● **Task description**
Return the whole listing, keeping every character the same.

Start Provided data

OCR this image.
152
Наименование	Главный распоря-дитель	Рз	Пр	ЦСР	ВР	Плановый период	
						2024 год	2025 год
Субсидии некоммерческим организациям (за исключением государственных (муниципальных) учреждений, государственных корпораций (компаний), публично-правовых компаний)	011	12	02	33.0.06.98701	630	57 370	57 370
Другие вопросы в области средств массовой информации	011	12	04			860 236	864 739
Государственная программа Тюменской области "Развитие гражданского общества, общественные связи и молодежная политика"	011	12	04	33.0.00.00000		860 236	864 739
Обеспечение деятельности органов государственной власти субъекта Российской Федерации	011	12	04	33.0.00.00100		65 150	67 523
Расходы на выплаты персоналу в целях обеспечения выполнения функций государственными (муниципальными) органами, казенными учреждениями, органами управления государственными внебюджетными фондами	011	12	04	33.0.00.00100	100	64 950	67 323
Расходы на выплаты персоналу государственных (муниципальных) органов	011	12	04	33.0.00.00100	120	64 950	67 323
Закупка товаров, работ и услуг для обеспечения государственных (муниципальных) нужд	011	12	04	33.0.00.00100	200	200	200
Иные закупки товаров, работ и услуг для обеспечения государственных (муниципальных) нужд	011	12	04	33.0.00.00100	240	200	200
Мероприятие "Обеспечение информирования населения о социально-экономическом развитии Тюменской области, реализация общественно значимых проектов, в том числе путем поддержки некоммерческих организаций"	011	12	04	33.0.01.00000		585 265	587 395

End Provided data

● **Correct answer**
OCR this image.
152
Наименование	Главный распоря-дитель	Рз	Пр	ЦСР	ВР	Плановый период	
						2024 год	2025 год
Субсидии некоммерческим организациям (за исключением государственных (муниципальных) учреждений, государственных корпораций (компаний), публично-правовых компаний)	011	12	02	33.0.06.98701	630	57 370	57 370
Другие вопросы в области средств массовой информации	011	12	04			860 236	864 739
Государственная программа Тюменской области "Развитие гражданского общества, общественные связи и молодежная политика"	011	12	04	33.0.00.00000		860 236	864 739
Обеспечение деятельности органов государственной власти субъекта Российской Федерации	011	12	04	33.0.00.00100		65 150	67 523
Расходы на выплаты персоналу в целях обеспечения выполнения функций государственными (муниципальными) органами, казенными учреждениями, органами управления государственными внебюджетными фондами	011	12	04	33.0.00.00100	100	64 950	67 323
Расходы на выплаты персоналу государственных (муниципальных) органов	011	12	04	33.0.00.00100	120	64 950	67 323
Закупка товаров, работ и услуг для обеспечения государственных (муниципальных) нужд	011	12	04	33.0.00.00100	200	200	200
Иные закупки товаров, работ и услуг для обеспечения государственных (муниципальных) нужд	011	12	04	33.0.00.00100	240	200	200
Мероприятие "Обеспечение информирования населения о социально-экономическом развитии Тюменской области, реализация общественно значимых проектов, в том числе путем поддержки некоммерческих организаций"	011	12	04	33.0.01.00000		585 265	587 395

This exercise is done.